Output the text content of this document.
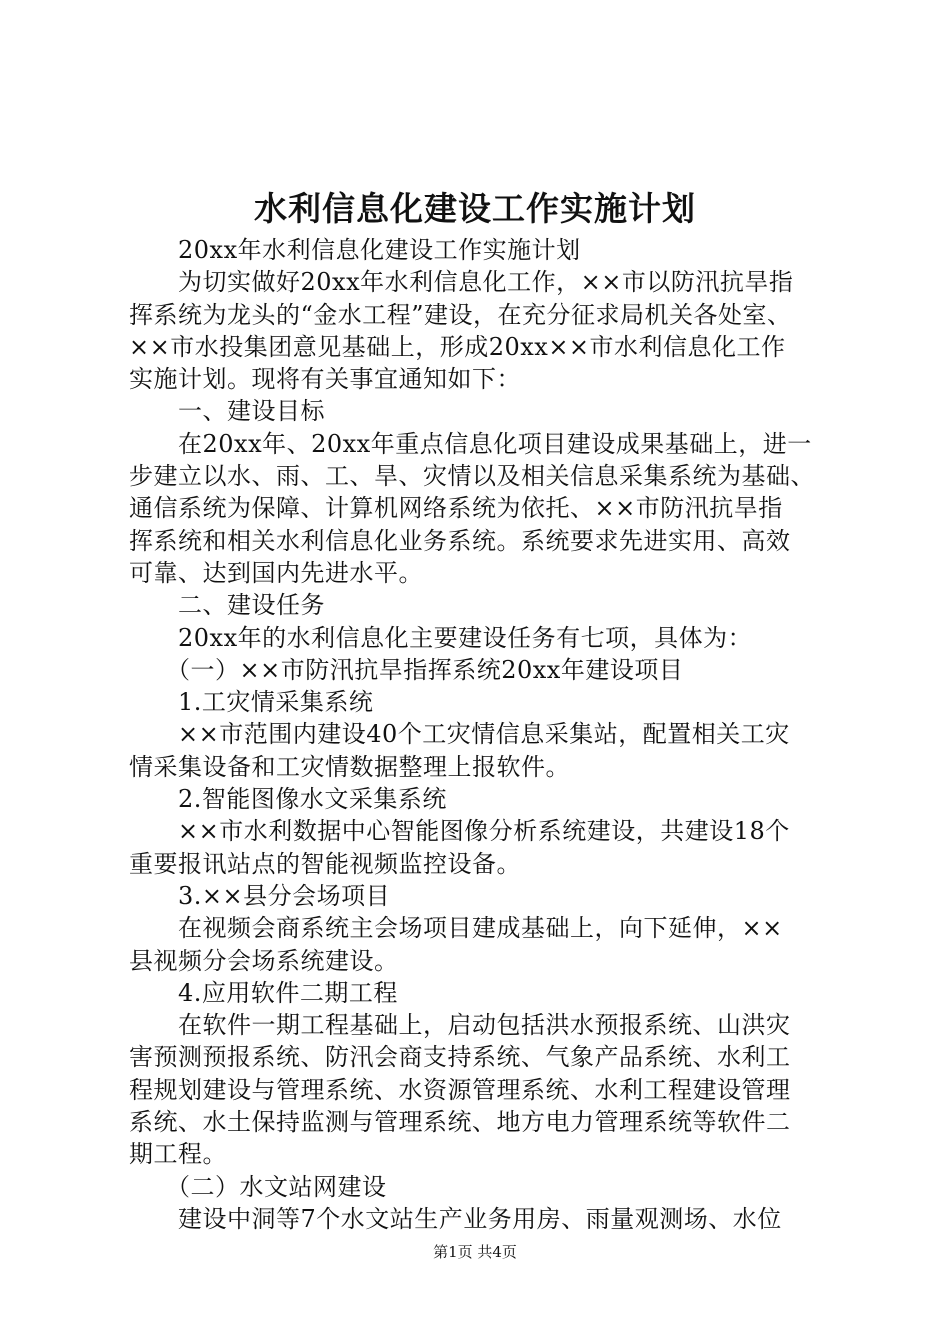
水利信息化建设工作实施计划
　　20xx年水利信息化建设工作实施计划
　　为切实做好20xx年水利信息化工作，××市以防汛抗旱指
挥系统为龙头的“金水工程”建设，在充分征求局机关各处室、
××市水投集团意见基础上，形成20xx××市水利信息化工作
实施计划。现将有关事宜通知如下：
　　一、建设目标
　　在20xx年、20xx年重点信息化项目建设成果基础上，进一
步建立以水、雨、工、旱、灾情以及相关信息采集系统为基础、
通信系统为保障、计算机网络系统为依托、××市防汛抗旱指
挥系统和相关水利信息化业务系统。系统要求先进实用、高效
可靠、达到国内先进水平。
　　二、建设任务
　　20xx年的水利信息化主要建设任务有七项，具体为：
　　（一）××市防汛抗旱指挥系统20xx年建设项目
　　1.工灾情采集系统
　　××市范围内建设40个工灾情信息采集站，配置相关工灾
情采集设备和工灾情数据整理上报软件。
　　2.智能图像水文采集系统
　　××市水利数据中心智能图像分析系统建设，共建设18个
重要报讯站点的智能视频监控设备。
　　3.××县分会场项目
　　在视频会商系统主会场项目建成基础上，向下延伸，××
县视频分会场系统建设。
　　4.应用软件二期工程
　　在软件一期工程基础上，启动包括洪水预报系统、山洪灾
害预测预报系统、防汛会商支持系统、气象产品系统、水利工
程规划建设与管理系统、水资源管理系统、水利工程建设管理
系统、水土保持监测与管理系统、地方电力管理系统等软件二
期工程。
　　（二）水文站网建设
　　建设中洞等7个水文站生产业务用房、雨量观测场、水位
第1页 共4页
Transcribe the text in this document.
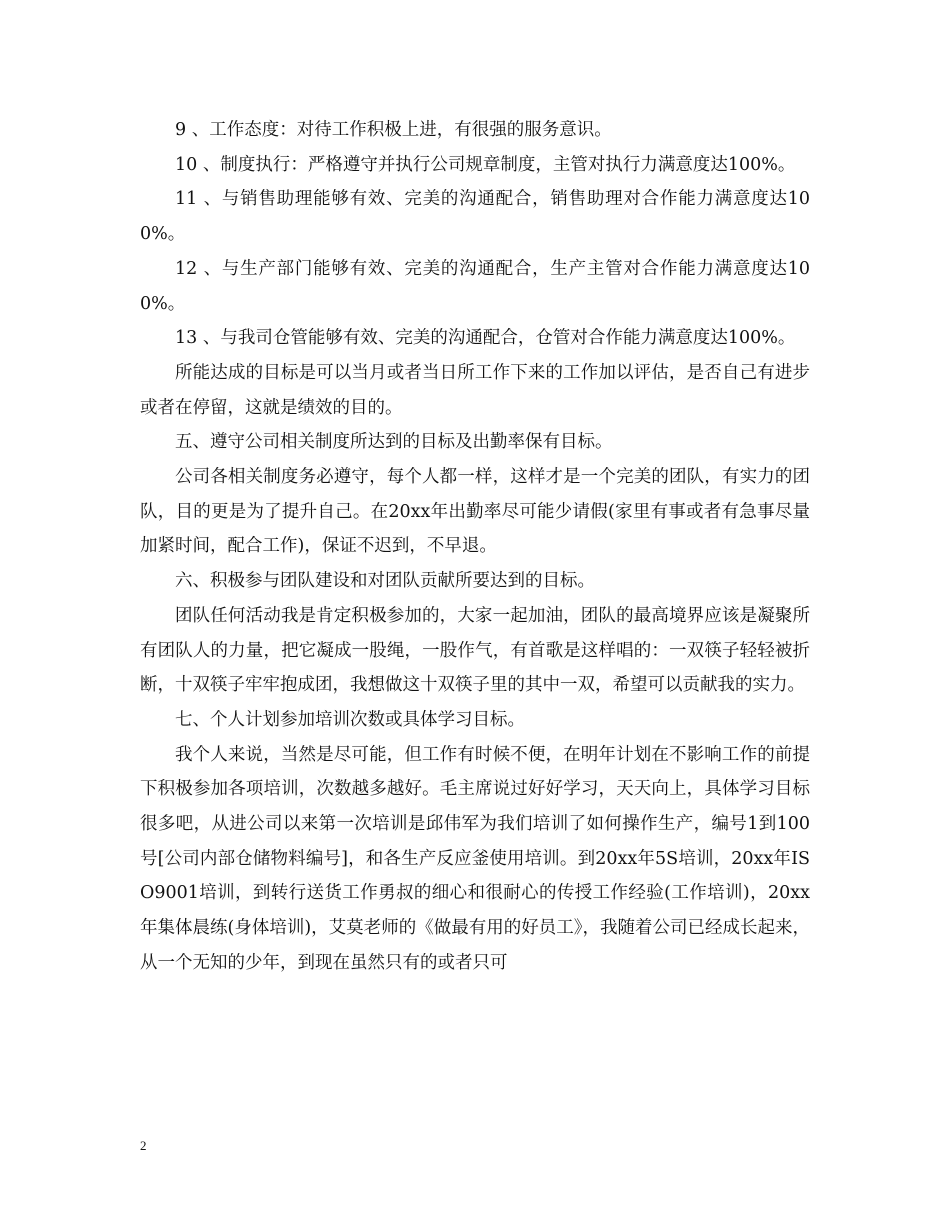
9 、工作态度：对待工作积极上进，有很强的服务意识。

10 、制度执行：严格遵守并执行公司规章制度，主管对执行力满意度达100%。

11 、与销售助理能够有效、完美的沟通配合，销售助理对合作能力满意度达100%。

12 、与生产部门能够有效、完美的沟通配合，生产主管对合作能力满意度达100%。

13 、与我司仓管能够有效、完美的沟通配合，仓管对合作能力满意度达100%。

所能达成的目标是可以当月或者当日所工作下来的工作加以评估，是否自己有进步或者在停留，这就是绩效的目的。

五、遵守公司相关制度所达到的目标及出勤率保有目标。

公司各相关制度务必遵守，每个人都一样，这样才是一个完美的团队，有实力的团队，目的更是为了提升自己。在20xx年出勤率尽可能少请假(家里有事或者有急事尽量加紧时间，配合工作)，保证不迟到，不早退。

六、积极参与团队建设和对团队贡献所要达到的目标。

团队任何活动我是肯定积极参加的，大家一起加油，团队的最高境界应该是凝聚所有团队人的力量，把它凝成一股绳，一股作气，有首歌是这样唱的：一双筷子轻轻被折断，十双筷子牢牢抱成团，我想做这十双筷子里的其中一双，希望可以贡献我的实力。

七、个人计划参加培训次数或具体学习目标。

我个人来说，当然是尽可能，但工作有时候不便，在明年计划在不影响工作的前提下积极参加各项培训，次数越多越好。毛主席说过好好学习，天天向上，具体学习目标很多吧，从进公司以来第一次培训是邱伟军为我们培训了如何操作生产，编号1到100号[公司内部仓储物料编号]，和各生产反应釜使用培训。到20xx年5S培训，20xx年ISO9001培训，到转行送货工作勇叔的细心和很耐心的传授工作经验(工作培训)，20xx年集体晨练(身体培训)，艾莫老师的《做最有用的好员工》，我随着公司已经成长起来，从一个无知的少年，到现在虽然只有的或者只可

2
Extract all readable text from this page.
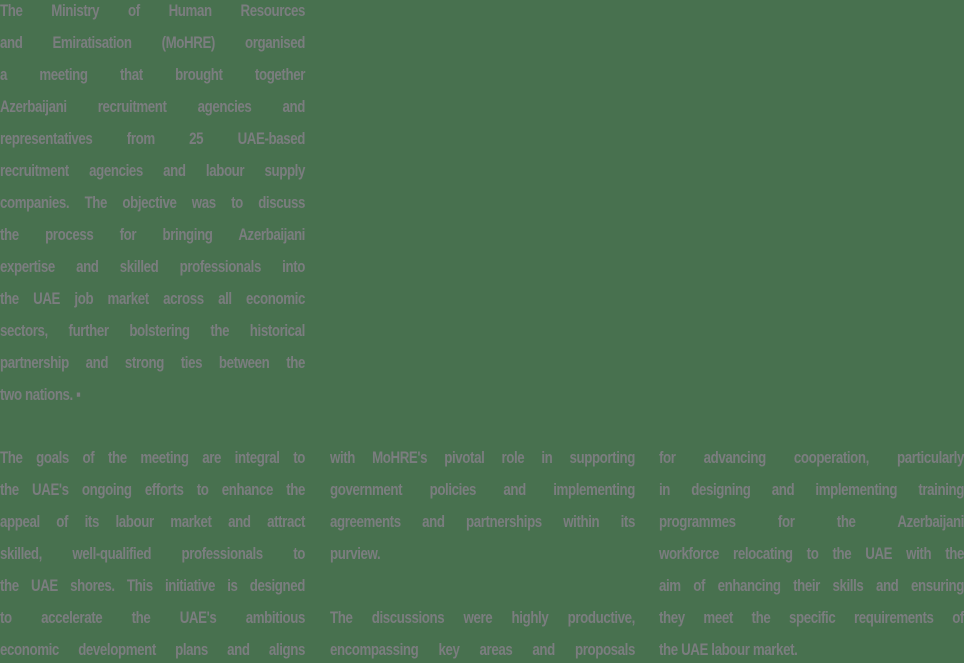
The Ministry of Human Resources
and Emiratisation (MoHRE) organised
a meeting that brought together
Azerbaijani recruitment agencies and
representatives from 25 UAE-based
recruitment agencies and labour supply
companies. The objective was to discuss
the process for bringing Azerbaijani
expertise and skilled professionals into
the UAE job market across all economic
sectors, further bolstering the historical
partnership and strong ties between the
two nations. ▪
The goals of the meeting are integral to
the UAE's ongoing efforts to enhance the
appeal of its labour market and attract
skilled, well-qualified professionals to
the UAE shores. This initiative is designed
to accelerate the UAE's ambitious
economic development plans and aligns
with MoHRE's pivotal role in supporting
government policies and implementing
agreements and partnerships within its
purview.
The discussions were highly productive,
encompassing key areas and proposals
for advancing cooperation, particularly
in designing and implementing training
programmes for the Azerbaijani
workforce relocating to the UAE with the
aim of enhancing their skills and ensuring
they meet the specific requirements of
the UAE labour market.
=-=-=-=-=
Repeat each entry above word for word, leaving every picture out.

Output the text content of this document.
水利信息化建设工作实施计划
　　20xx年水利信息化建设工作实施计划
　　为切实做好20xx年水利信息化工作，××市以防汛抗旱指
挥系统为龙头的“金水工程”建设，在充分征求局机关各处室、
××市水投集团意见基础上，形成20xx××市水利信息化工作
实施计划。现将有关事宜通知如下：
　　一、建设目标
　　在20xx年、20xx年重点信息化项目建设成果基础上，进一
步建立以水、雨、工、旱、灾情以及相关信息采集系统为基础、
通信系统为保障、计算机网络系统为依托、××市防汛抗旱指
挥系统和相关水利信息化业务系统。系统要求先进实用、高效
可靠、达到国内先进水平。
　　二、建设任务
　　20xx年的水利信息化主要建设任务有七项，具体为：
　　（一）××市防汛抗旱指挥系统20xx年建设项目
　　1.工灾情采集系统
　　××市范围内建设40个工灾情信息采集站，配置相关工灾
情采集设备和工灾情数据整理上报软件。
　　2.智能图像水文采集系统
　　××市水利数据中心智能图像分析系统建设，共建设18个
重要报讯站点的智能视频监控设备。
　　3.××县分会场项目
　　在视频会商系统主会场项目建成基础上，向下延伸，××
县视频分会场系统建设。
　　4.应用软件二期工程
　　在软件一期工程基础上，启动包括洪水预报系统、山洪灾
害预测预报系统、防汛会商支持系统、气象产品系统、水利工
程规划建设与管理系统、水资源管理系统、水利工程建设管理
系统、水土保持监测与管理系统、地方电力管理系统等软件二
期工程。
　　（二）水文站网建设
　　建设中洞等7个水文站生产业务用房、雨量观测场、水位
第1页 共4页
Transcribe the text in this document.
9 、工作态度：对待工作积极上进，有很强的服务意识。

10 、制度执行：严格遵守并执行公司规章制度，主管对执行力满意度达100%。

11 、与销售助理能够有效、完美的沟通配合，销售助理对合作能力满意度达100%。

12 、与生产部门能够有效、完美的沟通配合，生产主管对合作能力满意度达100%。

13 、与我司仓管能够有效、完美的沟通配合，仓管对合作能力满意度达100%。

所能达成的目标是可以当月或者当日所工作下来的工作加以评估，是否自己有进步或者在停留，这就是绩效的目的。

五、遵守公司相关制度所达到的目标及出勤率保有目标。

公司各相关制度务必遵守，每个人都一样，这样才是一个完美的团队，有实力的团队，目的更是为了提升自己。在20xx年出勤率尽可能少请假(家里有事或者有急事尽量加紧时间，配合工作)，保证不迟到，不早退。

六、积极参与团队建设和对团队贡献所要达到的目标。

团队任何活动我是肯定积极参加的，大家一起加油，团队的最高境界应该是凝聚所有团队人的力量，把它凝成一股绳，一股作气，有首歌是这样唱的：一双筷子轻轻被折断，十双筷子牢牢抱成团，我想做这十双筷子里的其中一双，希望可以贡献我的实力。

七、个人计划参加培训次数或具体学习目标。

我个人来说，当然是尽可能，但工作有时候不便，在明年计划在不影响工作的前提下积极参加各项培训，次数越多越好。毛主席说过好好学习，天天向上，具体学习目标很多吧，从进公司以来第一次培训是邱伟军为我们培训了如何操作生产，编号1到100号[公司内部仓储物料编号]，和各生产反应釜使用培训。到20xx年5S培训，20xx年ISO9001培训，到转行送货工作勇叔的细心和很耐心的传授工作经验(工作培训)，20xx年集体晨练(身体培训)，艾莫老师的《做最有用的好员工》，我随着公司已经成长起来，从一个无知的少年，到现在虽然只有的或者只可

2
Extract all readable text from this page.
The Ministry of Human Resources
and Emiratisation (MoHRE) organised
a meeting that brought together
Azerbaijani recruitment agencies and
representatives from 25 UAE-based
recruitment agencies and labour supply
companies. The objective was to discuss
the process for bringing Azerbaijani
expertise and skilled professionals into
the UAE job market across all economic
sectors, further bolstering the historical
partnership and strong ties between the
two nations. ▪
The goals of the meeting are integral to
the UAE's ongoing efforts to enhance the
appeal of its labour market and attract
skilled, well-qualified professionals to
the UAE shores. This initiative is designed
to accelerate the UAE's ambitious
economic development plans and aligns
with MoHRE's pivotal role in supporting
government policies and implementing
agreements and partnerships within its
purview.
The discussions were highly productive,
encompassing key areas and proposals
for advancing cooperation, particularly
in designing and implementing training
programmes for the Azerbaijani
workforce relocating to the UAE with the
aim of enhancing their skills and ensuring
they meet the specific requirements of
the UAE labour market.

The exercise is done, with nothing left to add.